Recorded data:
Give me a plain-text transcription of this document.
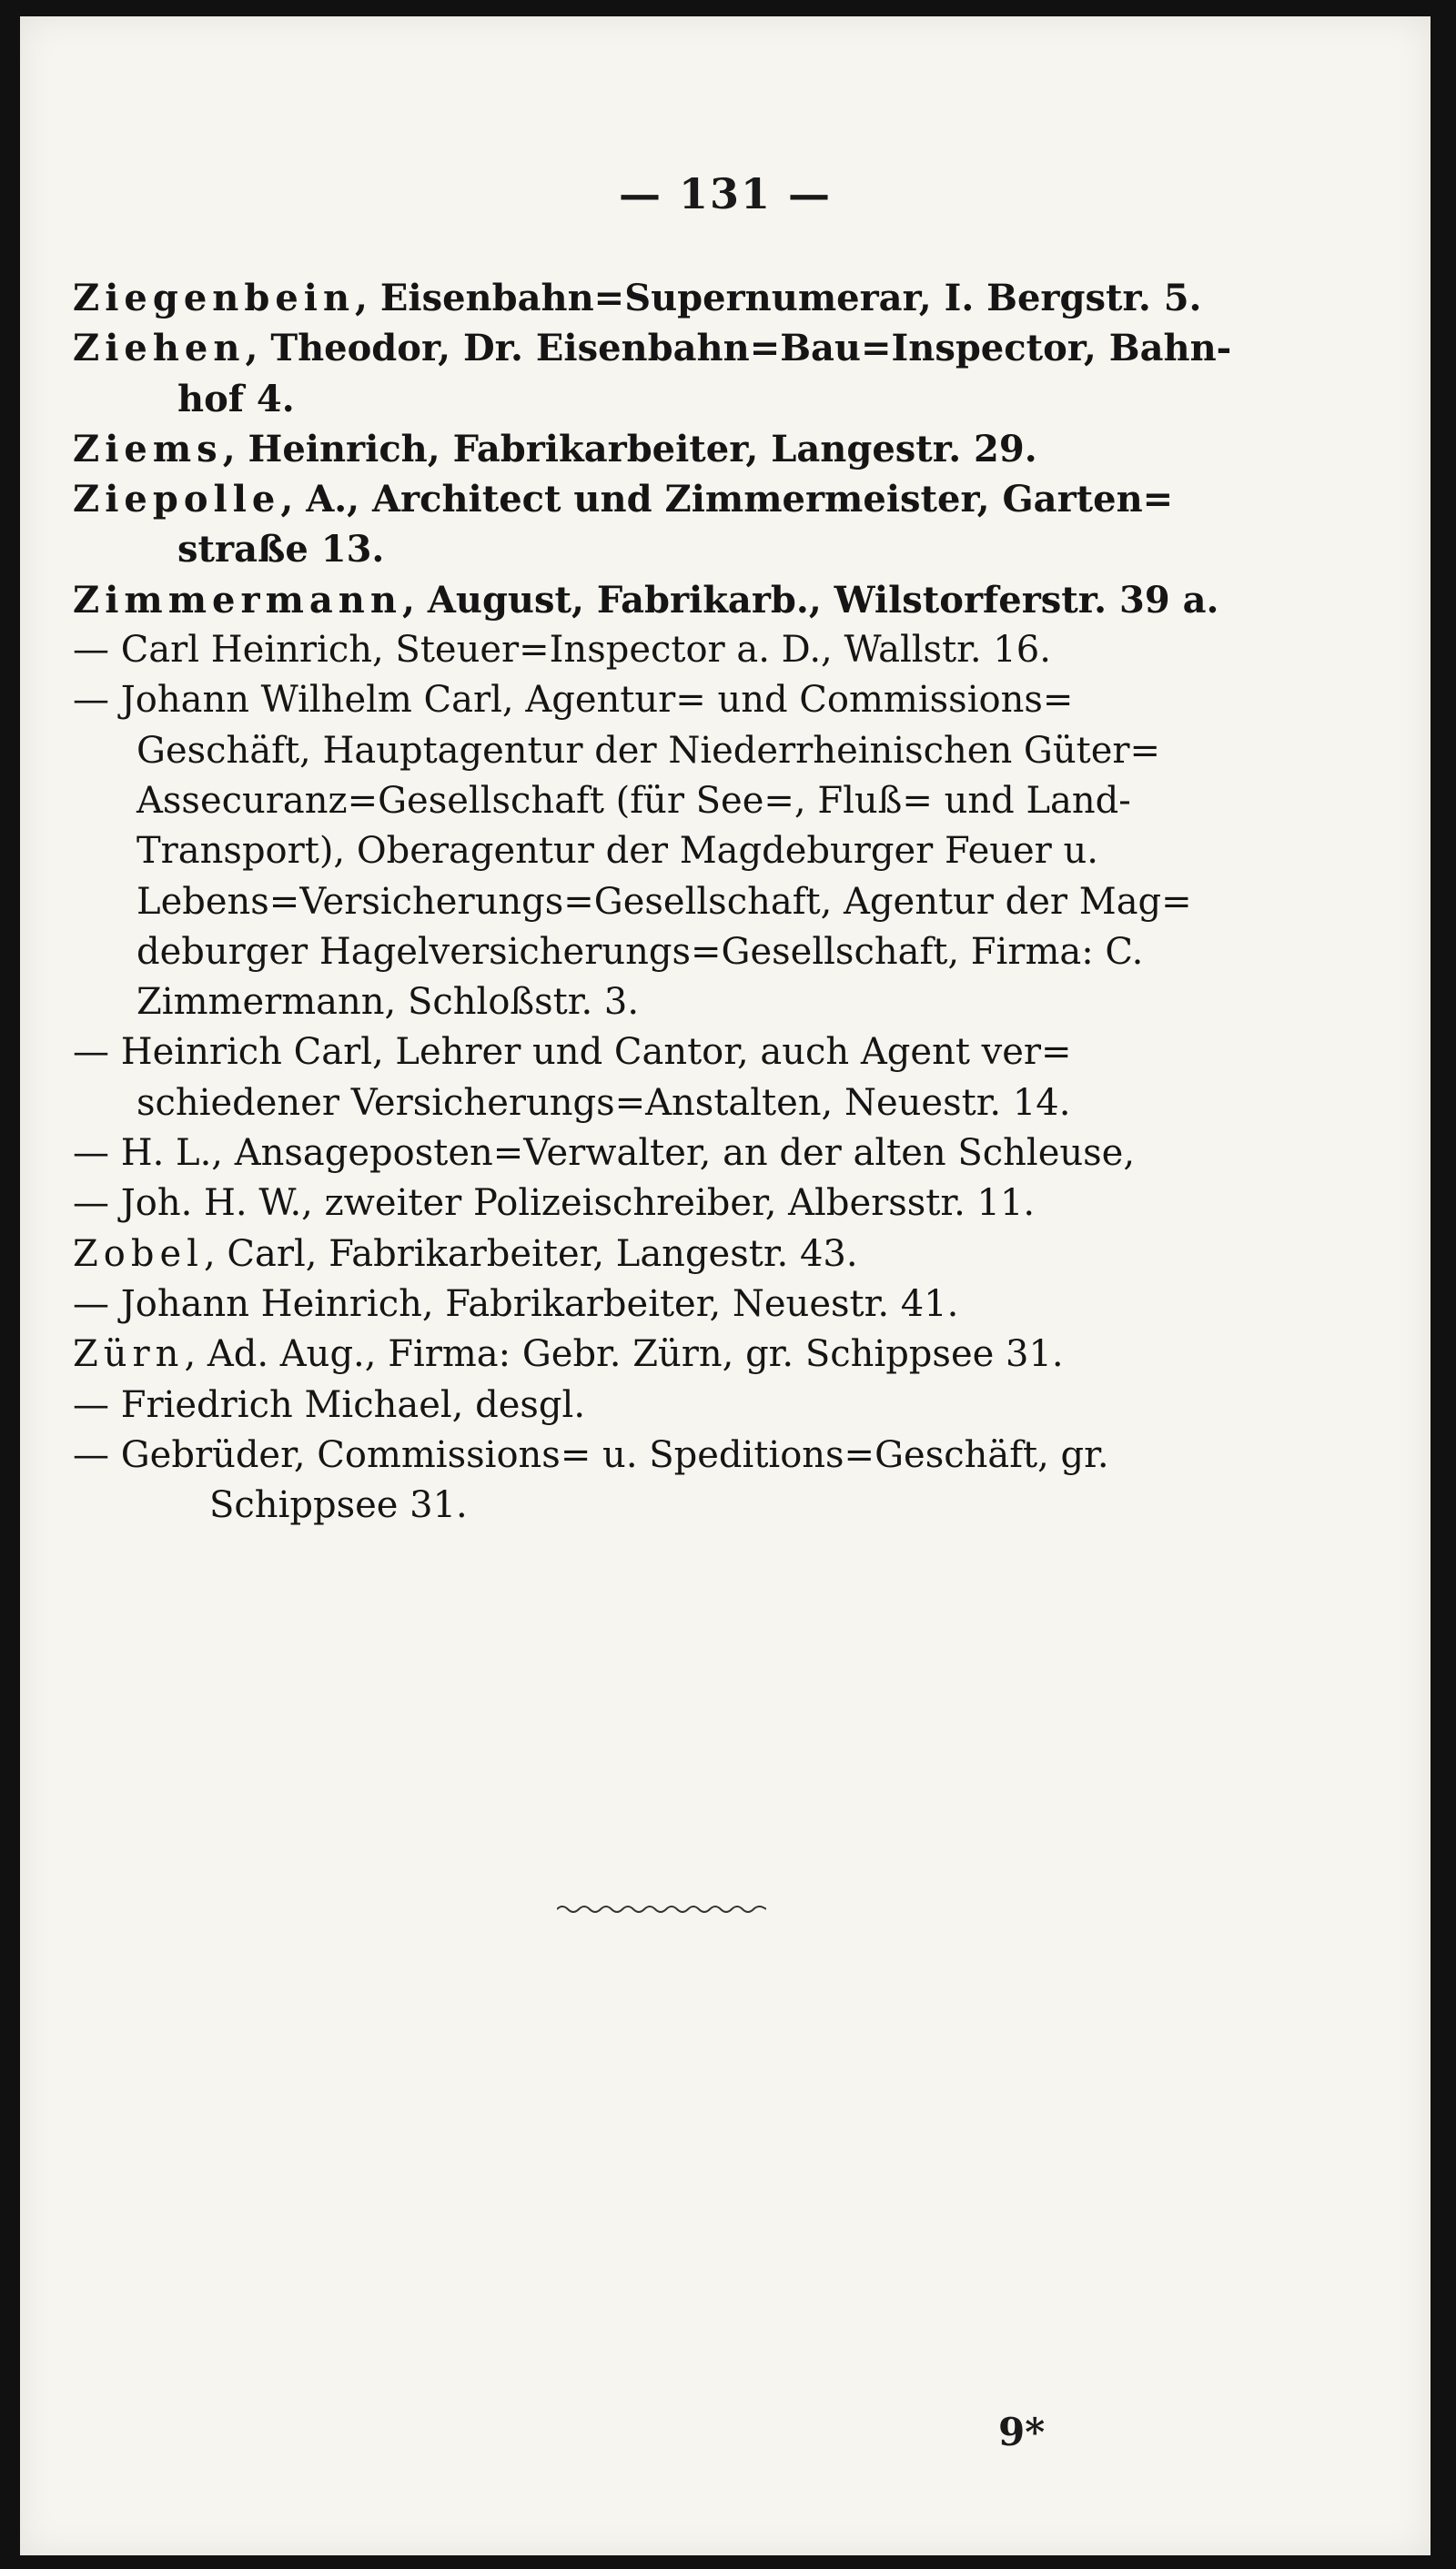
— 131 —
Ziegenbein, Eisenbahn=Supernumerar, I. Bergstr. 5.
Ziehen, Theodor, Dr. Eisenbahn=Bau=Inspector, Bahn-
hof 4.
Ziems, Heinrich, Fabrikarbeiter, Langestr. 29.
Ziepolle, A., Architect und Zimmermeister, Garten=
straße 13.
Zimmermann, August, Fabrikarb., Wilstorferstr. 39 a.
— Carl Heinrich, Steuer=Inspector a. D., Wallstr. 16.
— Johann Wilhelm Carl, Agentur= und Commissions=
Geschäft, Hauptagentur der Niederrheinischen Güter=
Assecuranz=Gesellschaft (für See=, Fluß= und Land-
Transport), Oberagentur der Magdeburger Feuer u.
Lebens=Versicherungs=Gesellschaft, Agentur der Mag=
deburger Hagelversicherungs=Gesellschaft, Firma: C.
Zimmermann, Schloßstr. 3.
— Heinrich Carl, Lehrer und Cantor, auch Agent ver=
schiedener Versicherungs=Anstalten, Neuestr. 14.
— H. L., Ansageposten=Verwalter, an der alten Schleuse,
— Joh. H. W., zweiter Polizeischreiber, Albersstr. 11.
Zobel, Carl, Fabrikarbeiter, Langestr. 43.
— Johann Heinrich, Fabrikarbeiter, Neuestr. 41.
Zürn, Ad. Aug., Firma: Gebr. Zürn, gr. Schippsee 31.
— Friedrich Michael, desgl.
— Gebrüder, Commissions= u. Speditions=Geschäft, gr.
Schippsee 31.
9*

▶ EXERCISE DETAILS
Pictures in the records above are left out; print everything else exactly as written.

▶ OUTPUT OF THE EXERCISE
Give me a plain-text transcription of this document.
— 131 —
Ziegenbein, Eisenbahn=Supernumerar, I. Bergstr. 5.
Ziehen, Theodor, Dr. Eisenbahn=Bau=Inspector, Bahn-
hof 4.
Ziems, Heinrich, Fabrikarbeiter, Langestr. 29.
Ziepolle, A., Architect und Zimmermeister, Garten=
straße 13.
Zimmermann, August, Fabrikarb., Wilstorferstr. 39 a.
— Carl Heinrich, Steuer=Inspector a. D., Wallstr. 16.
— Johann Wilhelm Carl, Agentur= und Commissions=
Geschäft, Hauptagentur der Niederrheinischen Güter=
Assecuranz=Gesellschaft (für See=, Fluß= und Land-
Transport), Oberagentur der Magdeburger Feuer u.
Lebens=Versicherungs=Gesellschaft, Agentur der Mag=
deburger Hagelversicherungs=Gesellschaft, Firma: C.
Zimmermann, Schloßstr. 3.
— Heinrich Carl, Lehrer und Cantor, auch Agent ver=
schiedener Versicherungs=Anstalten, Neuestr. 14.
— H. L., Ansageposten=Verwalter, an der alten Schleuse,
— Joh. H. W., zweiter Polizeischreiber, Albersstr. 11.
Zobel, Carl, Fabrikarbeiter, Langestr. 43.
— Johann Heinrich, Fabrikarbeiter, Neuestr. 41.
Zürn, Ad. Aug., Firma: Gebr. Zürn, gr. Schippsee 31.
— Friedrich Michael, desgl.
— Gebrüder, Commissions= u. Speditions=Geschäft, gr.
Schippsee 31.
9*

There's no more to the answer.